- [WORK REQUIRED]: In the listing below, locate the lines that hold the string "opinion". Copy those lines.
********
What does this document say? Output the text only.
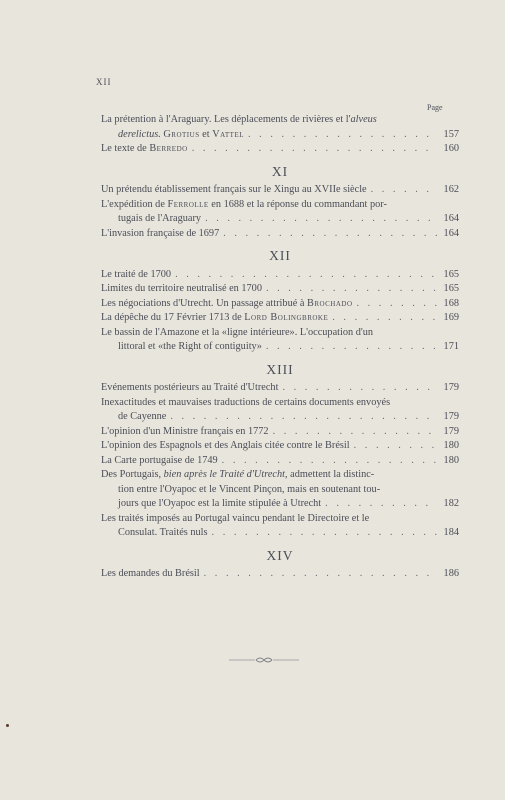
XII
Page
La prétention à l'Araguary. Les déplacements de rivières et l'alveus
derelictus. Grotius et Vattel . . .	157
Le texte de Berredo . . .	160
XI
Un prétendu établissement français sur le Xingu au XVIIe siècle . . .	162
L'expédition de Ferrolle en 1688 et la réponse du commandant por-
tugais de l'Araguary . . .	164
L'invasion française de 1697 . . .	164
XII
Le traité de 1700 . . .	165
Limites du territoire neutralisé en 1700 . . .	165
Les négociations d'Utrecht. Un passage attribué à Brochado . . .	168
La dépêche du 17 Février 1713 de Lord Bolingbroke . . .	169
Le bassin de l'Amazone et la «ligne intérieure». L'occupation d'un
littoral et «the Right of contiguity» . . .	171
XIII
Evénements postérieurs au Traité d'Utrecht . . .	179
Inexactitudes et mauvaises traductions de certains documents envoyés
de Cayenne . . .	179
L'opinion d'un Ministre français en 1772 . . .	179
L'opinion des Espagnols et des Anglais citée contre le Brésil . . .	180
La Carte portugaise de 1749 . . .	180
Des Portugais, bien après le Traité d'Utrecht, admettent la distinc-
tion entre l'Oyapoc et le Vincent Pinçon, mais en soutenant tou-
jours que l'Oyapoc est la limite stipulée à Utrecht . . .	182
Les traités imposés au Portugal vaincu pendant le Directoire et le
Consulat. Traités nuls . . .	184
XIV
Les demandes du Brésil . . .	186
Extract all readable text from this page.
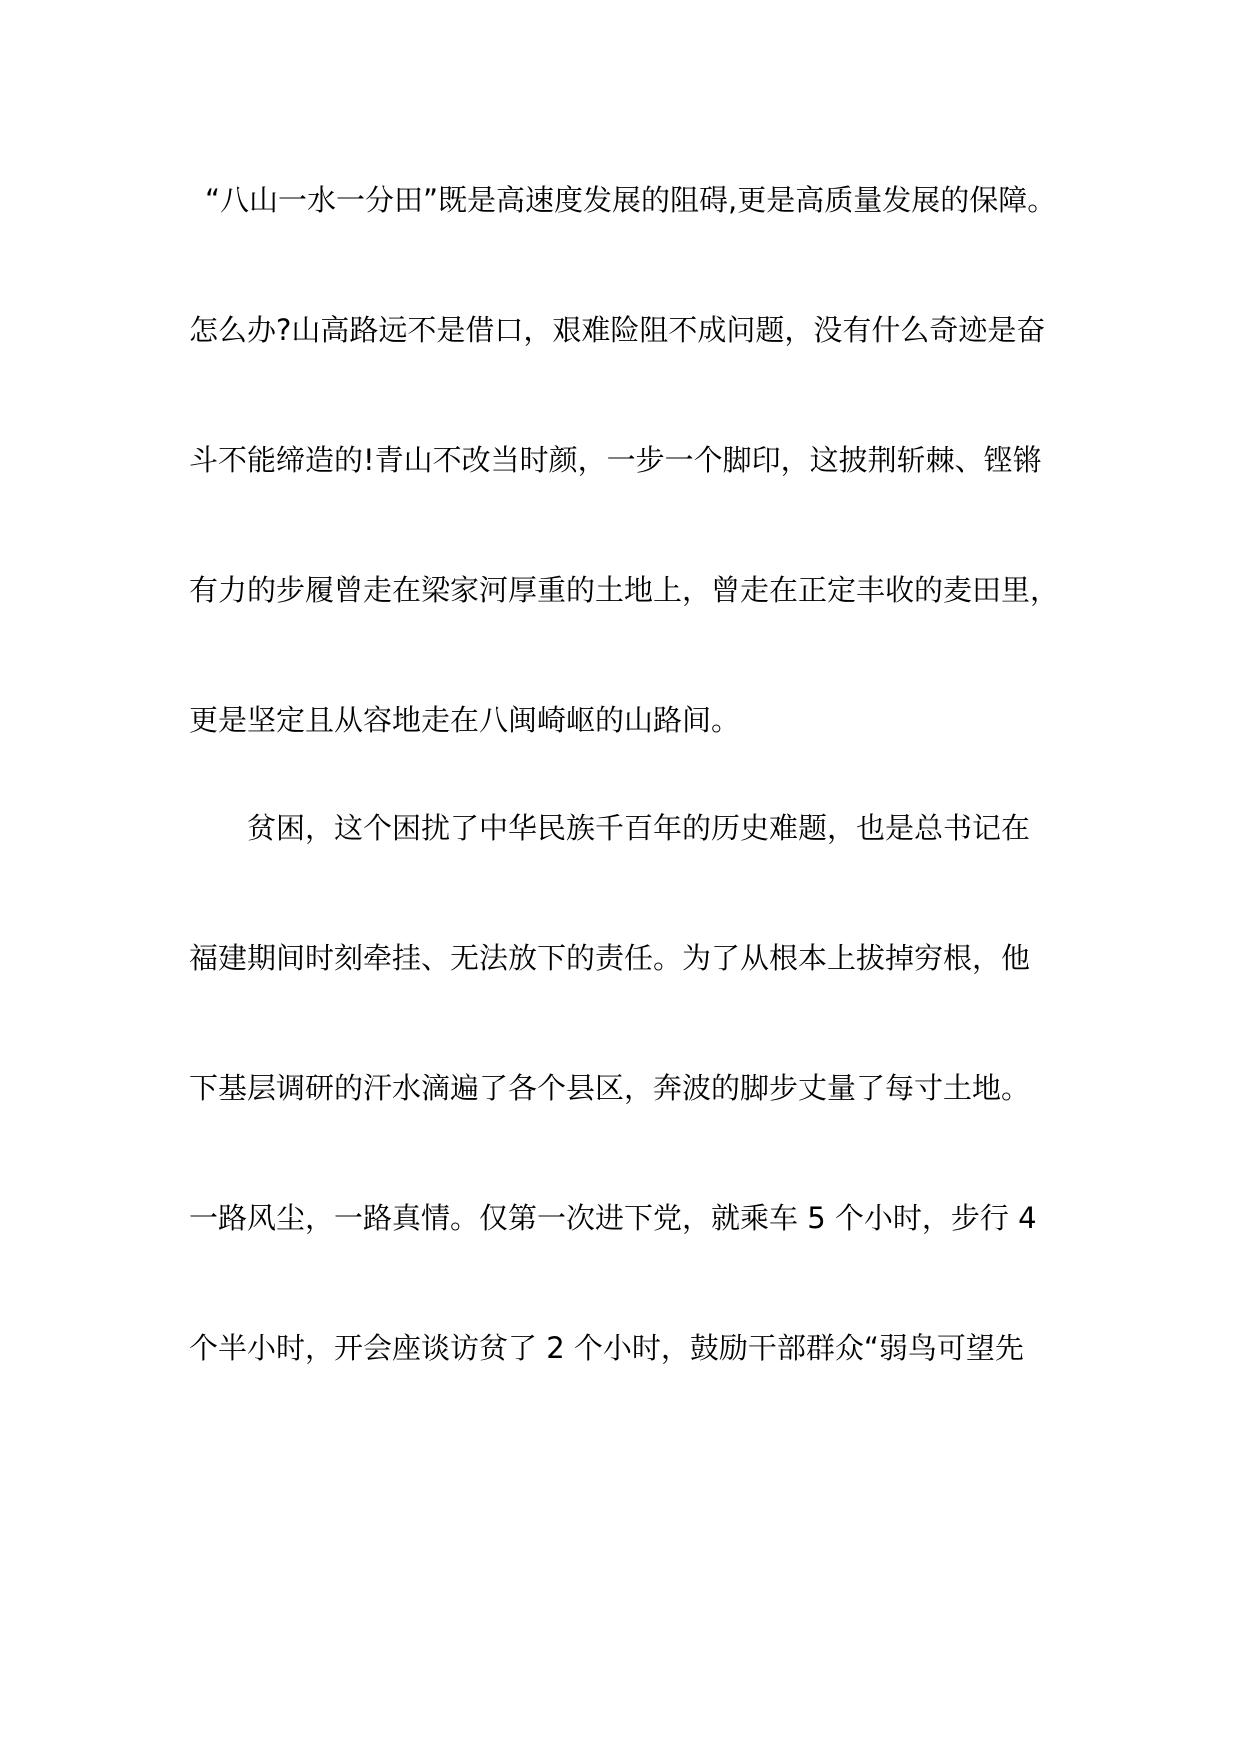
“八山一水一分田”既是高速度发展的阻碍,更是高质量发展的保障。
怎么办?山高路远不是借口，艰难险阻不成问题，没有什么奇迹是奋
斗不能缔造的!青山不改当时颜，一步一个脚印，这披荆斩棘、铿锵
有力的步履曾走在梁家河厚重的土地上，曾走在正定丰收的麦田里，
更是坚定且从容地走在八闽崎岖的山路间。
贫困，这个困扰了中华民族千百年的历史难题，也是总书记在
福建期间时刻牵挂、无法放下的责任。为了从根本上拔掉穷根，他
下基层调研的汗水滴遍了各个县区，奔波的脚步丈量了每寸土地。
一路风尘，一路真情。仅第一次进下党，就乘车 5 个小时，步行 4
个半小时，开会座谈访贫了 2 个小时，鼓励干部群众“弱鸟可望先
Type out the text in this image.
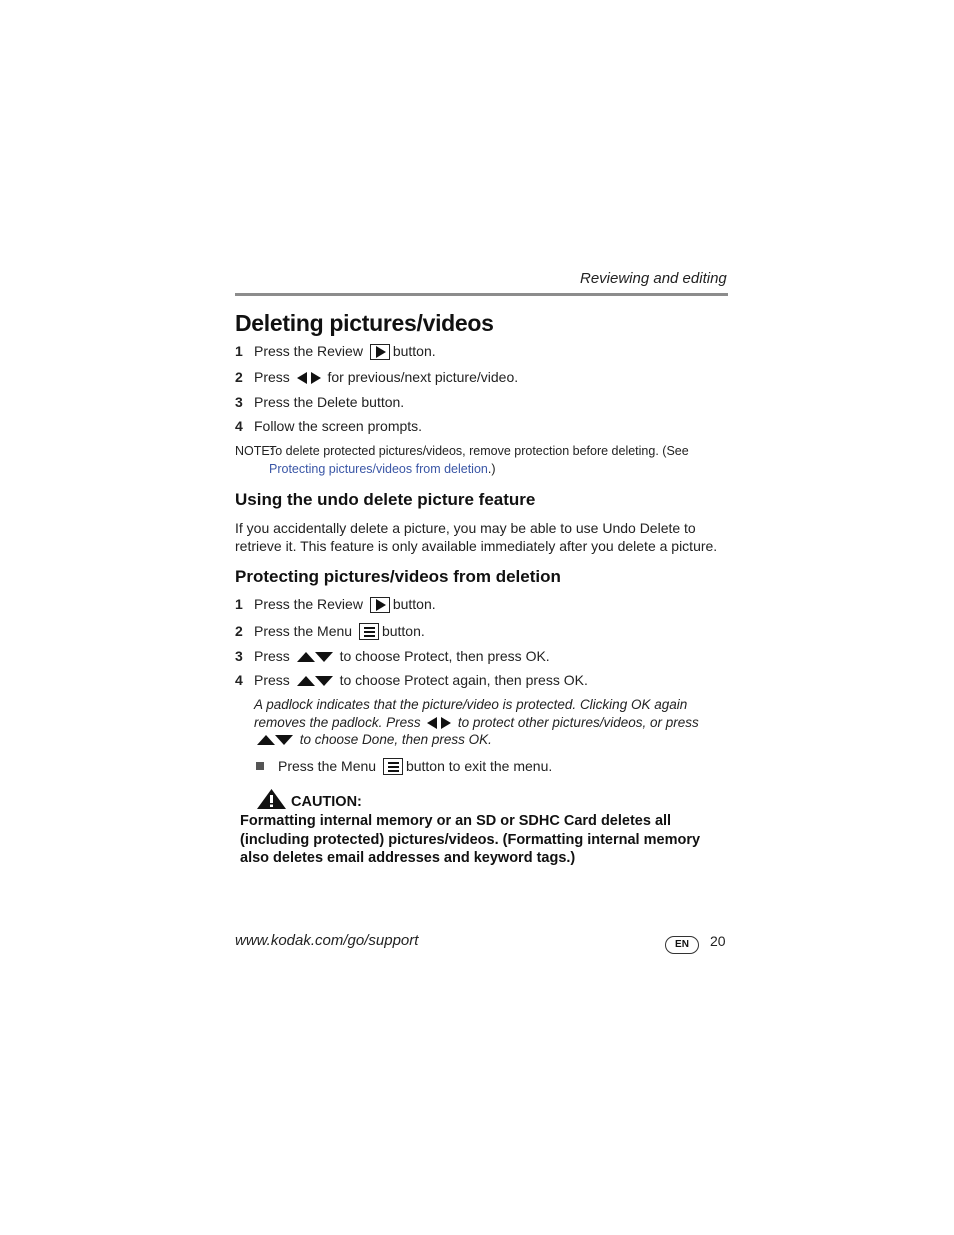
Reviewing and editing
Deleting pictures/videos
1 Press the Review button.
2 Press	for previous/next picture/video.
3 Press the Delete button.
4 Follow the screen prompts.
NOTE:
To delete protected pictures/videos, remove protection before deleting. (See Protecting pictures/videos from deletion.)
Using the undo delete picture feature
If you accidentally delete a picture, you may be able to use Undo Delete to retrieve it. This feature is only available immediately after you delete a picture.
Protecting pictures/videos from deletion
1 Press the Review button.
2 Press the Menu button.
3 Press	to choose Protect, then press OK.
4 Press	to choose Protect again, then press OK.
A padlock indicates that the picture/video is protected. Clicking OK again removes the padlock. Press	to protect other pictures/videos, or press  to choose Done, then press OK.
Press the Menu button to exit the menu.
CAUTION:
Formatting internal memory or an SD or SDHC Card deletes all (including protected) pictures/videos. (Formatting internal memory also deletes email addresses and keyword tags.)
www.kodak.com/go/support	EN	20
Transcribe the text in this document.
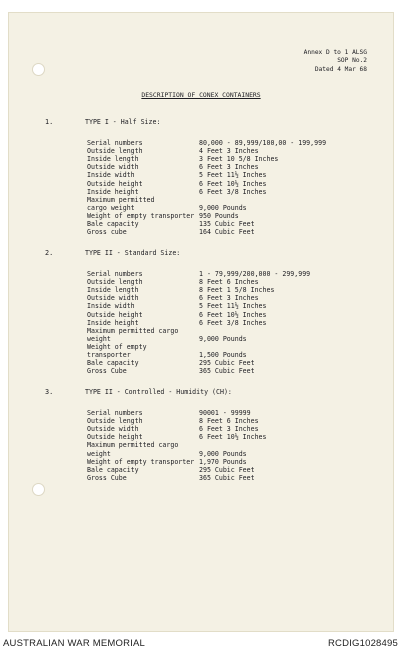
Annex D to 1 ALSG
SOP No.2
Dated 4 Mar 68
DESCRIPTION OF CONEX CONTAINERS
1.	TYPE I - Half Size:
Serial numbers	80,000 - 89,999/100,00 - 199,999
Outside length	4 Feet 3 Inches
Inside length	3 Feet 10 5/8 Inches
Outside width	6 Feet 3 Inches
Inside width	5 Feet 11½ Inches
Outside height	6 Feet 10½ Inches
Inside height	6 Feet 3/8 Inches
Maximum permitted
cargo weight	9,000 Pounds
Weight of empty transporter 950 Pounds
Bale capacity	135 Cubic Feet
Gross cube	164 Cubic Feet
2.	TYPE II - Standard Size:
Serial numbers	1 - 79,999/200,000 - 299,999
Outside length	8 Feet 6 Inches
Inside length	8 Feet 1 5/8 Inches
Outside width	6 Feet 3 Inches
Inside width	5 Feet 11½ Inches
Outside height	6 Feet 10½ Inches
Inside height	6 Feet 3/8 Inches
Maximum permitted cargo
weight	9,000 Pounds
Weight of empty
transporter	1,500 Pounds
Bale capacity	295 Cubic Feet
Gross Cube	365 Cubic Feet
3.	TYPE II - Controlled - Humidity (CH):
Serial numbers	90001 - 99999
Outside length	8 Feet 6 Inches
Outside width	6 Feet 3 Inches
Outside height	6 Feet 10½ Inches
Maximum permitted cargo
weight	9,000 Pounds
Weight of empty transporter 1,970 Pounds
Bale capacity	295 Cubic Feet
Gross Cube	365 Cubic Feet
AUSTRALIAN WAR MEMORIAL	RCDIG1028495
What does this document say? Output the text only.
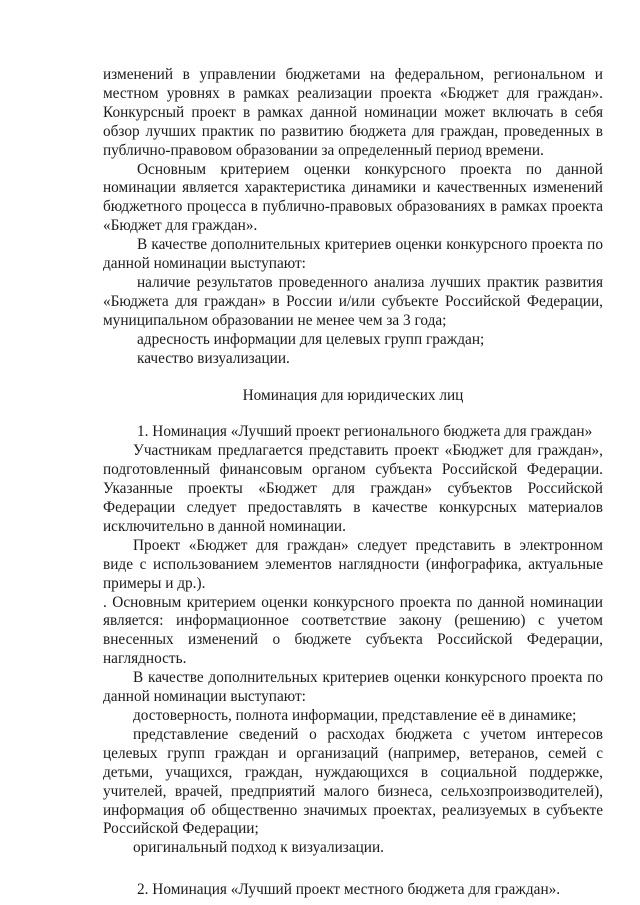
изменений в управлении бюджетами на федеральном, региональном и местном уровнях в рамках реализации проекта «Бюджет для граждан». Конкурсный проект в рамках данной номинации может включать в себя обзор лучших практик по развитию бюджета для граждан, проведенных в публично-правовом образовании за определенный период времени.

Основным критерием оценки конкурсного проекта по данной номинации является характеристика динамики и качественных изменений бюджетного процесса в публично-правовых образованиях в рамках проекта «Бюджет для граждан».

В качестве дополнительных критериев оценки конкурсного проекта по данной номинации выступают:

наличие результатов проведенного анализа лучших практик развития «Бюджета для граждан» в России и/или субъекте Российской Федерации, муниципальном образовании не менее чем за 3 года;

адресность информации для целевых групп граждан;

качество визуализации.

Номинация для юридических лиц

1. Номинация «Лучший проект регионального бюджета для граждан»

Участникам предлагается представить проект «Бюджет для граждан», подготовленный финансовым органом субъекта Российской Федерации. Указанные проекты «Бюджет для граждан» субъектов Российской Федерации следует предоставлять в качестве конкурсных материалов исключительно в данной номинации.

Проект «Бюджет для граждан» следует представить в электронном виде с использованием элементов наглядности (инфографика, актуальные примеры и др.).

. Основным критерием оценки конкурсного проекта по данной номинации является: информационное соответствие закону (решению) с учетом внесенных изменений о бюджете субъекта Российской Федерации, наглядность.

В качестве дополнительных критериев оценки конкурсного проекта по данной номинации выступают:

достоверность, полнота информации, представление её в динамике;

представление сведений о расходах бюджета с учетом интересов целевых групп граждан и организаций (например, ветеранов, семей с детьми, учащихся, граждан, нуждающихся в социальной поддержке, учителей, врачей, предприятий малого бизнеса, сельхозпроизводителей), информация об общественно значимых проектах, реализуемых в субъекте Российской Федерации;

оригинальный подход к визуализации.

2. Номинация «Лучший проект местного бюджета для граждан».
********
- [RESPONSE TO THE TASK]:
L'opinion d'un Ministre français en 1772 . . .	179
L'opinion des Espagnols et des Anglais citée contre le Brésil . . .	180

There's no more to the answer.